═══ Stored rows

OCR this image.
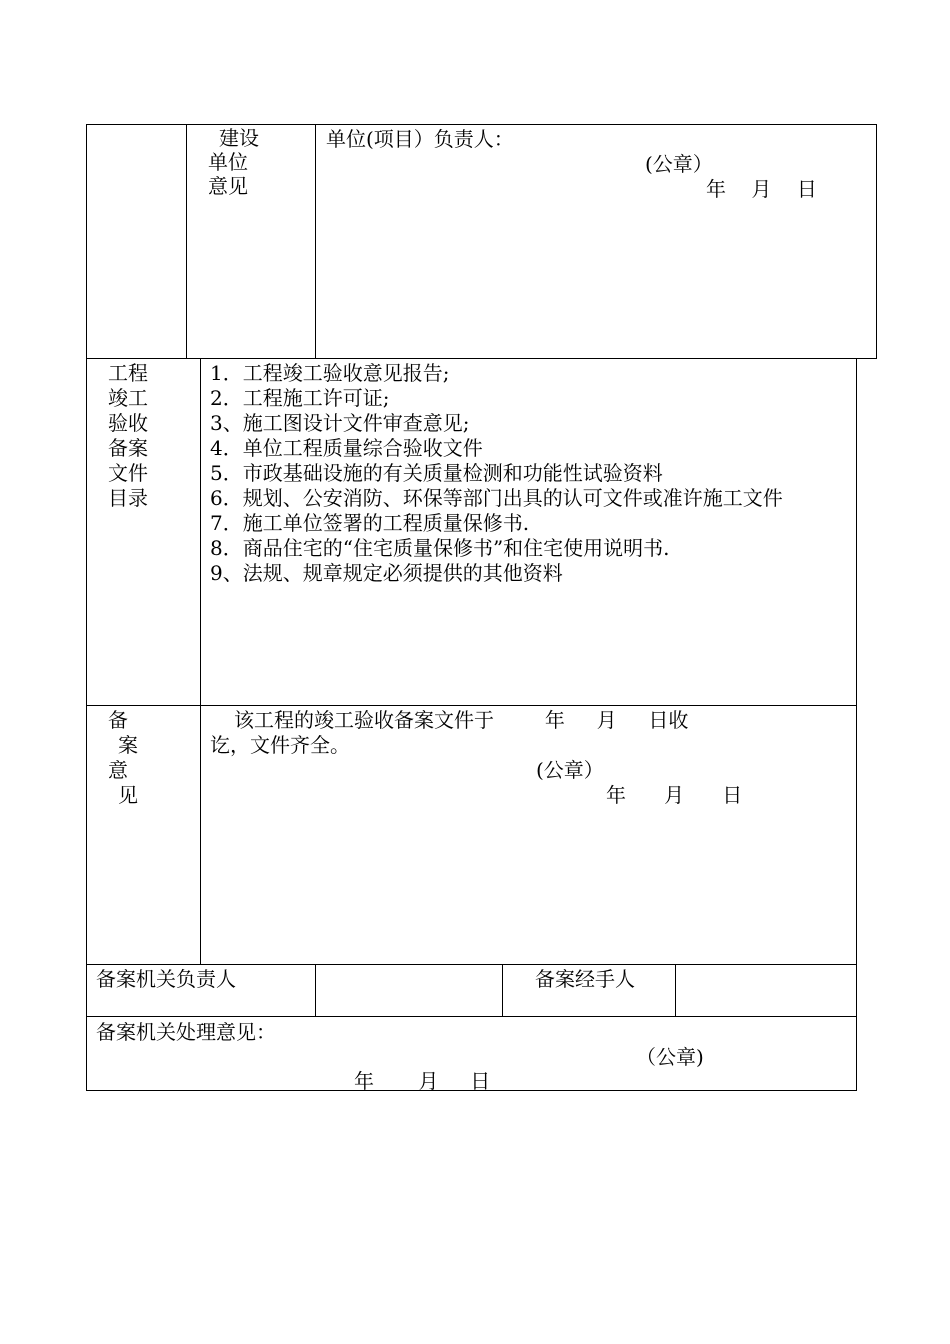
建设
单位
意见
单位(项目）负责人：
(公章）
年    月    日
工程
竣工
验收
备案
文件
目录
1．工程竣工验收意见报告;
2．工程施工许可证;
3、施工图设计文件审查意见;
4．单位工程质量综合验收文件
5．市政基础设施的有关质量检测和功能性试验资料
6．规划、公安消防、环保等部门出具的认可文件或准许施工文件
7．施工单位签署的工程质量保修书.
8．商品住宅的“住宅质量保修书”和住宅使用说明书.
9、法规、规章规定必须提供的其他资料
备
案
意
见
该工程的竣工验收备案文件于        年     月     日收
讫，文件齐全。
(公章）
年      月      日
备案机关负责人	备案经手人
备案机关处理意见：
（公章)
年       月     日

══════

The exercise — Your task is to set down the records shown above exactly, minus any pictures.

Exercise result —
OCR this image.
建设
单位
意见
单位(项目）负责人：
(公章）
年    月    日
工程
竣工
验收
备案
文件
目录
1．工程竣工验收意见报告;
2．工程施工许可证;
3、施工图设计文件审查意见;
4．单位工程质量综合验收文件
5．市政基础设施的有关质量检测和功能性试验资料
6．规划、公安消防、环保等部门出具的认可文件或准许施工文件
7．施工单位签署的工程质量保修书.
8．商品住宅的“住宅质量保修书”和住宅使用说明书.
9、法规、规章规定必须提供的其他资料
备
案
意
见
该工程的竣工验收备案文件于        年     月     日收
讫，文件齐全。
(公章）
年      月      日
备案机关负责人	备案经手人
备案机关处理意见：
（公章)
年       月     日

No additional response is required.